Saved data entries
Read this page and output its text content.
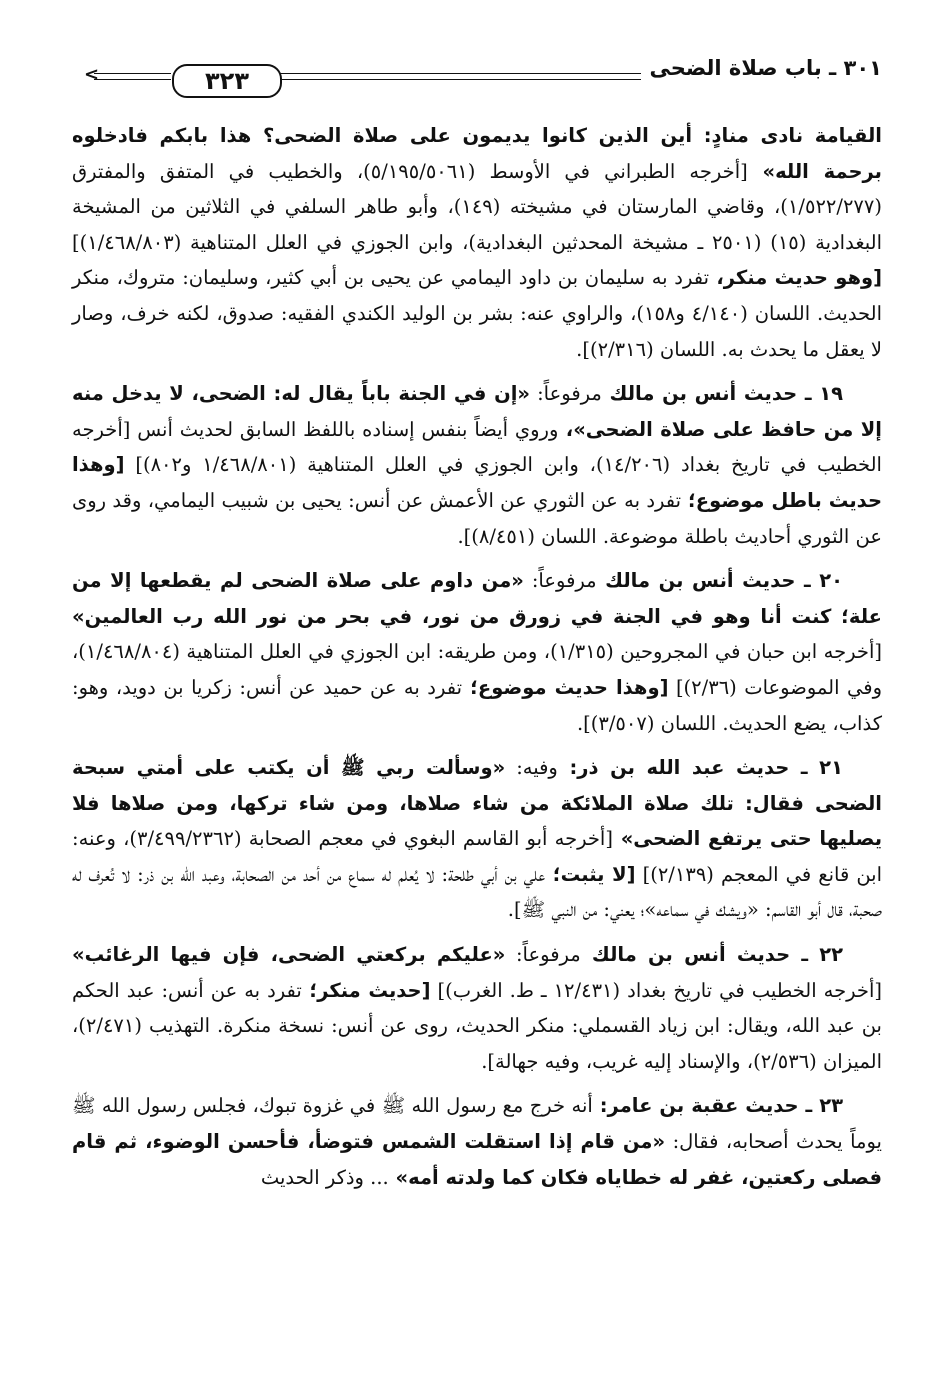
<	٣٢٣	٣٠١ ـ باب صلاة الضحى

القيامة نادى منادٍ: أين الذين كانوا يديمون على صلاة الضحى؟ هذا بابكم فادخلوه برحمة الله» [أخرجه الطبراني في الأوسط (٥/١٩٥/٥٠٦١)، والخطيب في المتفق والمفترق (١/٥٢٢/٢٧٧)، وقاضي المارستان في مشيخته (١٤٩)، وأبو طاهر السلفي في الثلاثين من المشيخة البغدادية (١٥) (٢٥٠١ ـ مشيخة المحدثين البغدادية)، وابن الجوزي في العلل المتناهية (١/٤٦٨/٨٠٣)] [وهو حديث منكر، تفرد به سليمان بن داود اليمامي عن يحيى بن أبي كثير، وسليمان: متروك، منكر الحديث. اللسان (٤/١٤٠ و١٥٨)، والراوي عنه: بشر بن الوليد الكندي الفقيه: صدوق، لكنه خرف، وصار لا يعقل ما يحدث به. اللسان (٢/٣١٦)].

١٩ ـ حديث أنس بن مالك مرفوعاً: «إن في الجنة باباً يقال له: الضحى، لا يدخل منه إلا من حافظ على صلاة الضحى»، وروي أيضاً بنفس إسناده باللفظ السابق لحديث أنس [أخرجه الخطيب في تاريخ بغداد (١٤/٢٠٦)، وابن الجوزي في العلل المتناهية (١/٤٦٨/٨٠١ و٨٠٢)] [وهذا حديث باطل موضوع؛ تفرد به عن الثوري عن الأعمش عن أنس: يحيى بن شبيب اليمامي، وقد روى عن الثوري أحاديث باطلة موضوعة. اللسان (٨/٤٥١)].

٢٠ ـ حديث أنس بن مالك مرفوعاً: «من داوم على صلاة الضحى لم يقطعها إلا من علة؛ كنت أنا وهو في الجنة في زورق من نور، في بحر من نور الله رب العالمين» [أخرجه ابن حبان في المجروحين (١/٣١٥)، ومن طريقه: ابن الجوزي في العلل المتناهية (١/٤٦٨/٨٠٤)، وفي الموضوعات (٢/٣٦)] [وهذا حديث موضوع؛ تفرد به عن حميد عن أنس: زكريا بن دويد، وهو: كذاب، يضع الحديث. اللسان (٣/٥٠٧)].

٢١ ـ حديث عبد الله بن ذر: وفيه: «وسألت ربي ﷺ أن يكتب على أمتي سبحة الضحى فقال: تلك صلاة الملائكة من شاء صلاها، ومن شاء تركها، ومن صلاها فلا يصليها حتى يرتفع الضحى» [أخرجه أبو القاسم البغوي في معجم الصحابة (٣/٤٩٩/٢٣٦٢)، وعنه: ابن قانع في المعجم (٢/١٣٩)] [لا يثبت؛ علي بن أبي طلحة: لا يُعلم له سماع من أحد من الصحابة، وعبد الله بن ذر: لا تُعرف له صحبة، قال أبو القاسم: «ويشك في سماعه»؛ يعني: من النبي ﷺ].

٢٢ ـ حديث أنس بن مالك مرفوعاً: «عليكم بركعتي الضحى، فإن فيها الرغائب» [أخرجه الخطيب في تاريخ بغداد (١٢/٤٣١ ـ ط. الغرب)] [حديث منكر؛ تفرد به عن أنس: عبد الحكم بن عبد الله، ويقال: ابن زياد القسملي: منكر الحديث، روى عن أنس: نسخة منكرة. التهذيب (٢/٤٧١)، الميزان (٢/٥٣٦)، والإسناد إليه غريب، وفيه جهالة].

٢٣ ـ حديث عقبة بن عامر: أنه خرج مع رسول الله ﷺ في غزوة تبوك، فجلس رسول الله ﷺ يوماً يحدث أصحابه، فقال: «من قام إذا استقلت الشمس فتوضأ، فأحسن الوضوء، ثم قام فصلى ركعتين، غفر له خطاياه فكان كما ولدته أمه» ... وذكر الحديث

■ **REQUEST**
Where a line in the entries holds "المتناهية", copy that line.

■ **WRITTEN RESPONSE**
القيامة نادى منادٍ: أين الذين كانوا يديمون على صلاة الضحى؟ هذا بابكم فادخلوه برحمة الله» [أخرجه الطبراني في الأوسط (٥/١٩٥/٥٠٦١)، والخطيب في المتفق والمفترق (١/٥٢٢/٢٧٧)، وقاضي المارستان في مشيخته (١٤٩)، وأبو طاهر السلفي في الثلاثين من المشيخة البغدادية (١٥) (٢٥٠١ ـ مشيخة المحدثين البغدادية)، وابن الجوزي في العلل المتناهية (١/٤٦٨/٨٠٣)] [وهو حديث منكر، تفرد به سليمان بن داود اليمامي عن يحيى بن أبي كثير، وسليمان: متروك، منكر الحديث. اللسان (٤/١٤٠ و١٥٨)، والراوي عنه: بشر بن الوليد الكندي الفقيه: صدوق، لكنه خرف، وصار لا يعقل ما يحدث به. اللسان (٢/٣١٦)].
١٩ ـ حديث أنس بن مالك مرفوعاً: «إن في الجنة باباً يقال له: الضحى، لا يدخل منه إلا من حافظ على صلاة الضحى»، وروي أيضاً بنفس إسناده باللفظ السابق لحديث أنس [أخرجه الخطيب في تاريخ بغداد (١٤/٢٠٦)، وابن الجوزي في العلل المتناهية (١/٤٦٨/٨٠١ و٨٠٢)] [وهذا حديث باطل موضوع؛ تفرد به عن الثوري عن الأعمش عن أنس: يحيى بن شبيب اليمامي، وقد روى عن الثوري أحاديث باطلة موضوعة. اللسان (٨/٤٥١)].
٢٠ ـ حديث أنس بن مالك مرفوعاً: «من داوم على صلاة الضحى لم يقطعها إلا من علة؛ كنت أنا وهو في الجنة في زورق من نور، في بحر من نور الله رب العالمين» [أخرجه ابن حبان في المجروحين (١/٣١٥)، ومن طريقه: ابن الجوزي في العلل المتناهية (١/٤٦٨/٨٠٤)، وفي الموضوعات (٢/٣٦)] [وهذا حديث موضوع؛ تفرد به عن حميد عن أنس: زكريا بن دويد، وهو: كذاب، يضع الحديث. اللسان (٣/٥٠٧)].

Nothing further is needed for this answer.